Task statement — Copy out each line in the material below that has the word "JSON".

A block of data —
↓↓↓

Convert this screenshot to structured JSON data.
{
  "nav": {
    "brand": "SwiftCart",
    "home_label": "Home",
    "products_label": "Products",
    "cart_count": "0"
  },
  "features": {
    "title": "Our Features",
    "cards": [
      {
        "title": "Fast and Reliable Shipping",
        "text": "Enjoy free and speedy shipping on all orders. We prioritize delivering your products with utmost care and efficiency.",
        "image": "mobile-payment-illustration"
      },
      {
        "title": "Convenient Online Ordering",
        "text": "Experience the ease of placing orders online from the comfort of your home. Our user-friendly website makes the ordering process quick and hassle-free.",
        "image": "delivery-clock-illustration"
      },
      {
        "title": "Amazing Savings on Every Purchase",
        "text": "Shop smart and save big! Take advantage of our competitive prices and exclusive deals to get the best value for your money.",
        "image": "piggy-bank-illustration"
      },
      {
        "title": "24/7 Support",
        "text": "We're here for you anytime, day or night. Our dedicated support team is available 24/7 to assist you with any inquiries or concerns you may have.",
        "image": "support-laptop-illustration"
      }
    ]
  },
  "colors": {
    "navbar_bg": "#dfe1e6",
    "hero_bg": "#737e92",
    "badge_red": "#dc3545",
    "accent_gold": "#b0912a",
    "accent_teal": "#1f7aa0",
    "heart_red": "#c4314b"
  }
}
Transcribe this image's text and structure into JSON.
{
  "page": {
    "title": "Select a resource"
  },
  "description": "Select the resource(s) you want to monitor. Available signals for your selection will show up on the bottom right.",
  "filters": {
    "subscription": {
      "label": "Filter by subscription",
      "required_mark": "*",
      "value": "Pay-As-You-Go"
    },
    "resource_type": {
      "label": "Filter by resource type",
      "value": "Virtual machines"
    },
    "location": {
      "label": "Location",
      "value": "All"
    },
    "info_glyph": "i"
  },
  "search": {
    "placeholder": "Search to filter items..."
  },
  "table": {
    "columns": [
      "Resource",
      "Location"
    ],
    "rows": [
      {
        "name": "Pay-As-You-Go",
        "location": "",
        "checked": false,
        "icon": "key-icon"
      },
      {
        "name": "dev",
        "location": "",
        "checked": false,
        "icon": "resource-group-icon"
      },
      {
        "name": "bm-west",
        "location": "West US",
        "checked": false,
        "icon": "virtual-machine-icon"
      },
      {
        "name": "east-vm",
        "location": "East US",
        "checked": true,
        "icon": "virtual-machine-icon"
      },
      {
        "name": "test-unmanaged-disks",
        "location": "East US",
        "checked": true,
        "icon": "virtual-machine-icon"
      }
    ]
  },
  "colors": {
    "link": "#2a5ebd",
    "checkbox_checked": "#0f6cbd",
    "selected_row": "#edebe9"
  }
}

↑↑↑

Solved exercise —
Convert this screenshot to structured JSON data.
Transcribe this image's text and structure into JSON.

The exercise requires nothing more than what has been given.